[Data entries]
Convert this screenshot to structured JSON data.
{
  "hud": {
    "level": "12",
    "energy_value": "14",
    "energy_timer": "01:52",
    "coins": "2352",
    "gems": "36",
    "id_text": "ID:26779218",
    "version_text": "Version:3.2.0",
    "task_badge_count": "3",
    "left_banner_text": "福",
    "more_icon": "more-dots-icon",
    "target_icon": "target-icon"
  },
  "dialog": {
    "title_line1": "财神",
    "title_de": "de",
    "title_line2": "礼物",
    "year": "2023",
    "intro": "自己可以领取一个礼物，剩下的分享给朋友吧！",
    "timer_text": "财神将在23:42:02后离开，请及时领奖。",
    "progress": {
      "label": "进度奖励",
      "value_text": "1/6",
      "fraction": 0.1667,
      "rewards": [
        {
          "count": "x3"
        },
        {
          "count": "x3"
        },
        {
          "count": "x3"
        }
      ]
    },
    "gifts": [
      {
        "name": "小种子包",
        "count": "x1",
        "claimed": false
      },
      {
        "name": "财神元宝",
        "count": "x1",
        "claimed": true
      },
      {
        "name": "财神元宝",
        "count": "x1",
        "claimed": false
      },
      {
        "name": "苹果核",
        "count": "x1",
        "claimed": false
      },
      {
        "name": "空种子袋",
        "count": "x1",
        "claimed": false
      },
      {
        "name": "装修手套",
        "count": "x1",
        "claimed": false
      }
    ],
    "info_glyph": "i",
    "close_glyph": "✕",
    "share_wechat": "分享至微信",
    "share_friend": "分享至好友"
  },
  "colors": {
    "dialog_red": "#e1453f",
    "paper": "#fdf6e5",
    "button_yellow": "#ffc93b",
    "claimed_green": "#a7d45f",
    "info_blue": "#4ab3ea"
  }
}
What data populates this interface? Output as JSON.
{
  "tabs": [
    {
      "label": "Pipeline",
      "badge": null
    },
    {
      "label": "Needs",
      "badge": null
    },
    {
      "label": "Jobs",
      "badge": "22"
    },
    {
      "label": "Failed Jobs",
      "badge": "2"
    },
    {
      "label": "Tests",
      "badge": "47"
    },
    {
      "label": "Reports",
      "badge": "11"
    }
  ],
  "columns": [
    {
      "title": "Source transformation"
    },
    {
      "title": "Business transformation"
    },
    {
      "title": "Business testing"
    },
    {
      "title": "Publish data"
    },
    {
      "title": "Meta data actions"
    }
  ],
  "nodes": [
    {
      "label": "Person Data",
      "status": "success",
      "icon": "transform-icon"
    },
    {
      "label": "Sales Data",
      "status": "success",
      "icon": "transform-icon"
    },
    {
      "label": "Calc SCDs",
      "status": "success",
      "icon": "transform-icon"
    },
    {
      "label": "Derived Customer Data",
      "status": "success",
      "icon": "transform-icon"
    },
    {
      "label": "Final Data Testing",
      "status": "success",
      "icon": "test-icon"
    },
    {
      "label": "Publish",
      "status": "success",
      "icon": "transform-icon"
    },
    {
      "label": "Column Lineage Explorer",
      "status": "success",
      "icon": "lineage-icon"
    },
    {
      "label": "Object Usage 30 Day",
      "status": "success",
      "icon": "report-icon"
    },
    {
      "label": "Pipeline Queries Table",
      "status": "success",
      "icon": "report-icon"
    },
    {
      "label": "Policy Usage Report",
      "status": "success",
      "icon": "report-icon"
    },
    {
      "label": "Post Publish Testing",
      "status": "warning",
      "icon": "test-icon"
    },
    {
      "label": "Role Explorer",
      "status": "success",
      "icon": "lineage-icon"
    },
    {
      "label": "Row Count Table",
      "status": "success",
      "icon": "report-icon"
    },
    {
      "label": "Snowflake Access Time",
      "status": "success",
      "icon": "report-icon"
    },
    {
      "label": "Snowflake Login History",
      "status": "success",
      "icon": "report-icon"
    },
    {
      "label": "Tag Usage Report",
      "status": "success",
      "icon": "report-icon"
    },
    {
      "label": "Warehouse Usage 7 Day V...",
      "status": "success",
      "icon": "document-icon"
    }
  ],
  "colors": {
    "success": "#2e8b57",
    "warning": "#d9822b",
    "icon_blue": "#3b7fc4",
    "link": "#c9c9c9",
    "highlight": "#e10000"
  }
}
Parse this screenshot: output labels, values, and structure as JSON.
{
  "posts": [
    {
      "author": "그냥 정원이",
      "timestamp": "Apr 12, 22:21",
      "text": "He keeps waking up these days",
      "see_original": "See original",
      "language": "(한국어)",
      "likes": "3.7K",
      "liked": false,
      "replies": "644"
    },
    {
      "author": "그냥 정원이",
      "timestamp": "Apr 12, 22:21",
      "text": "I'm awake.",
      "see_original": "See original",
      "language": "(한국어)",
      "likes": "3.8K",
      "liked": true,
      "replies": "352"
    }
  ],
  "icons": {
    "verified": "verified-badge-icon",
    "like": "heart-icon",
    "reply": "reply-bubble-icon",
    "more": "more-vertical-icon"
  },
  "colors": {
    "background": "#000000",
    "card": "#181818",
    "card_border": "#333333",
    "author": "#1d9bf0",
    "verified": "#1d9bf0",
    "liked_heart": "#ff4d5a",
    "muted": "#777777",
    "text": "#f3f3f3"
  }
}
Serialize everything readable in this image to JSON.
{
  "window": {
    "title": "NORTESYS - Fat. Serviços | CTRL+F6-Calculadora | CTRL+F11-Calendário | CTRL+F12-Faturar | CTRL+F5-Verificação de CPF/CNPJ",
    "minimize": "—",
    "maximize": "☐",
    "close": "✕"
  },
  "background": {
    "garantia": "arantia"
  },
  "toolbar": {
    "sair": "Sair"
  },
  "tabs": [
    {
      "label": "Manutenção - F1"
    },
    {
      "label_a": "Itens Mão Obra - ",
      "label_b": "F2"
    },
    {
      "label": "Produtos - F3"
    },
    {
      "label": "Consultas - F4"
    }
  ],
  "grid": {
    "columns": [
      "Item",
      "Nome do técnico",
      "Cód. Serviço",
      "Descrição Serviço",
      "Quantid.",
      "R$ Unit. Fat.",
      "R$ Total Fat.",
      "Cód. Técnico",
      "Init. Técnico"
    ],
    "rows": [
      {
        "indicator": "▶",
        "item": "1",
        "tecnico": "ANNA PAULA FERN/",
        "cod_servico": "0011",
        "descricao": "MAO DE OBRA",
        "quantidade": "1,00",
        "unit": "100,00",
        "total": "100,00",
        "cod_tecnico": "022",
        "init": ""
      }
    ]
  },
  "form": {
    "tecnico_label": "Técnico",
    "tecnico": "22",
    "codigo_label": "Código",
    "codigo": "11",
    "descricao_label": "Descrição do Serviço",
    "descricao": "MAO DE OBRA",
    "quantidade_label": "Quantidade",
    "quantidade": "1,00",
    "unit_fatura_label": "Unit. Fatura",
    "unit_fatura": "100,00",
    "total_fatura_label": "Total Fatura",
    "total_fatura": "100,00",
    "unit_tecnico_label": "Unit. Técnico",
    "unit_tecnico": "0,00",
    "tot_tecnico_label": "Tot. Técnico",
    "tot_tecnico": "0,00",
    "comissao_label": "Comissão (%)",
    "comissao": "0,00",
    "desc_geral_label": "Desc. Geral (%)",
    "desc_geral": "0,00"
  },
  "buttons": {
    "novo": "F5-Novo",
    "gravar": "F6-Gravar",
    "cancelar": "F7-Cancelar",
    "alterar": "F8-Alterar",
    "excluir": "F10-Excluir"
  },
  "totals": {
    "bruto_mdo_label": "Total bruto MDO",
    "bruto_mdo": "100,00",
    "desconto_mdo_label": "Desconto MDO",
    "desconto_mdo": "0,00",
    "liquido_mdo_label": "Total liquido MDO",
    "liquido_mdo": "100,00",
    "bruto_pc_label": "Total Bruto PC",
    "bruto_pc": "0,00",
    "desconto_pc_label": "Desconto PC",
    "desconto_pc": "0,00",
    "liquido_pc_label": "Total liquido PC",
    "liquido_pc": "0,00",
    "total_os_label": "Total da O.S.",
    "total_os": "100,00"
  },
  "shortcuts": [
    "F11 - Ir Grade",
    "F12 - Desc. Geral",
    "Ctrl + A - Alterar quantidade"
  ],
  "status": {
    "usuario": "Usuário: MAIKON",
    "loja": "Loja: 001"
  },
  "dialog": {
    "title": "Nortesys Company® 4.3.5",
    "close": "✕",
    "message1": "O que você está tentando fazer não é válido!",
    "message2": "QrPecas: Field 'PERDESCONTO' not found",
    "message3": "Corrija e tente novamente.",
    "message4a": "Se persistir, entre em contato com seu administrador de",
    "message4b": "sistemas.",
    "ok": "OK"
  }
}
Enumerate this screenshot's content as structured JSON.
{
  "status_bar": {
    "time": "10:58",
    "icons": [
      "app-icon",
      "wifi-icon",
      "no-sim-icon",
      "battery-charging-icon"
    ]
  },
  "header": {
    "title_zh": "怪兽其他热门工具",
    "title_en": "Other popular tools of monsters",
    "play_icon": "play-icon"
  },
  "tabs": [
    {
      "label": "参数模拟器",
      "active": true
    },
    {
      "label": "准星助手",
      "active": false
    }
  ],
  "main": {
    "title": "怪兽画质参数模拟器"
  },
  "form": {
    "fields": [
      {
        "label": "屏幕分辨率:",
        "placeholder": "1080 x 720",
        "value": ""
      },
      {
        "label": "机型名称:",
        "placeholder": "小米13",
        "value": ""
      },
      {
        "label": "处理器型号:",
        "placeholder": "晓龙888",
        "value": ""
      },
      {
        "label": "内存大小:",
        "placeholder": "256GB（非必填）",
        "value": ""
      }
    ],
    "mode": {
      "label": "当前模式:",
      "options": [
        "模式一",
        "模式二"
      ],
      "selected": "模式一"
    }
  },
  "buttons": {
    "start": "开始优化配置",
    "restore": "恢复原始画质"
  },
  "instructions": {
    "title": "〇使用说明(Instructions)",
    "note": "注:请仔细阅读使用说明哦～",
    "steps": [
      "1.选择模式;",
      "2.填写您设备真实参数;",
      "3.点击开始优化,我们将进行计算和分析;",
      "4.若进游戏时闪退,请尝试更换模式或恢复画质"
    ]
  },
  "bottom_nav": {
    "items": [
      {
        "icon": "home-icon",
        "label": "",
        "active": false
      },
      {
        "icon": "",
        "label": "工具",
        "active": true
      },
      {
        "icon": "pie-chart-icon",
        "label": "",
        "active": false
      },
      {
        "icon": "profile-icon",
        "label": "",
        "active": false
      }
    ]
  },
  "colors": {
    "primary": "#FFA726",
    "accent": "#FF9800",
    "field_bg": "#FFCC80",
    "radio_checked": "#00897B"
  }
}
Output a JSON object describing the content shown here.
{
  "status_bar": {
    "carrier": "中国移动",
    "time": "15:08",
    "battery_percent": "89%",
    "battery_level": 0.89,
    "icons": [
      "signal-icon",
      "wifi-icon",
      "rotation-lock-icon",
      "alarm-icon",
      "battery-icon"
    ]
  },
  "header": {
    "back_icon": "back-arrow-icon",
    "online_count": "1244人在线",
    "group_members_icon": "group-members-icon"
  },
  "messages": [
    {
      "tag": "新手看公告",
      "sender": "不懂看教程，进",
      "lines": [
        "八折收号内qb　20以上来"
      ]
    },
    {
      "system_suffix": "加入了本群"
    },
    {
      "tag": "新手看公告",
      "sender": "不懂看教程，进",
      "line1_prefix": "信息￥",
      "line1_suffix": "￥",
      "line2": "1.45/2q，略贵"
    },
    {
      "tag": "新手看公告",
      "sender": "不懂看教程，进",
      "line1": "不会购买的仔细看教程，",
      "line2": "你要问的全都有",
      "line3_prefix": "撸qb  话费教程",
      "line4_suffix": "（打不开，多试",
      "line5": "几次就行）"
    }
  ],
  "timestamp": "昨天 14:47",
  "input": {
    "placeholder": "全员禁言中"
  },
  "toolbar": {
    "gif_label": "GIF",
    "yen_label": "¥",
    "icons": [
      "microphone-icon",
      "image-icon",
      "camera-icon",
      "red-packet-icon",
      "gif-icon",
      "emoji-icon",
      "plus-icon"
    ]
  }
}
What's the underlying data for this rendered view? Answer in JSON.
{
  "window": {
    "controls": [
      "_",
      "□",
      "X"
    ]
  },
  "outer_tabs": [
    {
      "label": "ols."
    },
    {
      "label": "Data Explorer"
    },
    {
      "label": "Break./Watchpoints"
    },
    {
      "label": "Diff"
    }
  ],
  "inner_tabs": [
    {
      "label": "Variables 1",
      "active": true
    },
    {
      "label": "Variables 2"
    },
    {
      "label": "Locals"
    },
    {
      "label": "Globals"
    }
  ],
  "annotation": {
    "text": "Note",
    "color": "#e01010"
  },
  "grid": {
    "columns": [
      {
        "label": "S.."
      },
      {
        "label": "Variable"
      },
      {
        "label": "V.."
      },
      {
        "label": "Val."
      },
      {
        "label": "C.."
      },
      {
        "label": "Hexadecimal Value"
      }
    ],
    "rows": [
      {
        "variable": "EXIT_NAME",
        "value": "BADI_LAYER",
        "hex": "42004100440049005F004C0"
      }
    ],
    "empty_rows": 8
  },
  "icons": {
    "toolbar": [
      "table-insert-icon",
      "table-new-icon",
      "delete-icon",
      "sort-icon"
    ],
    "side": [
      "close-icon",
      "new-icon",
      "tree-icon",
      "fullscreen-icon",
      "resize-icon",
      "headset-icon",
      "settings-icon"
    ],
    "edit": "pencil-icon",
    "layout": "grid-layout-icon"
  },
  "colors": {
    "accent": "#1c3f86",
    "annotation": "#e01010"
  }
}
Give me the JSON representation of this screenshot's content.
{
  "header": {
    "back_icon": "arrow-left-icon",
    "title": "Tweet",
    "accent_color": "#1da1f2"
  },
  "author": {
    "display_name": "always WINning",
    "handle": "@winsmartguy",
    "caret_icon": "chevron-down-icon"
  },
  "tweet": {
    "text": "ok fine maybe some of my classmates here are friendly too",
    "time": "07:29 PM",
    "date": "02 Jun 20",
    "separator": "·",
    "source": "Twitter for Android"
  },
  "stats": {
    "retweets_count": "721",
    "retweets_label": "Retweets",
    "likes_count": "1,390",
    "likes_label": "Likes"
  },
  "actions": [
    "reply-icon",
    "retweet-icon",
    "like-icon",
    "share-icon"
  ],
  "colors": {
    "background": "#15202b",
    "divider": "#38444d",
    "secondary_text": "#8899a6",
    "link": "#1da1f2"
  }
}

# STATED EXERCISE:
Check each line of the records above for the string "transformation", and report every line that has it.

# FULL OUTPUT:
      "title": "Source transformation"
      "title": "Business transformation"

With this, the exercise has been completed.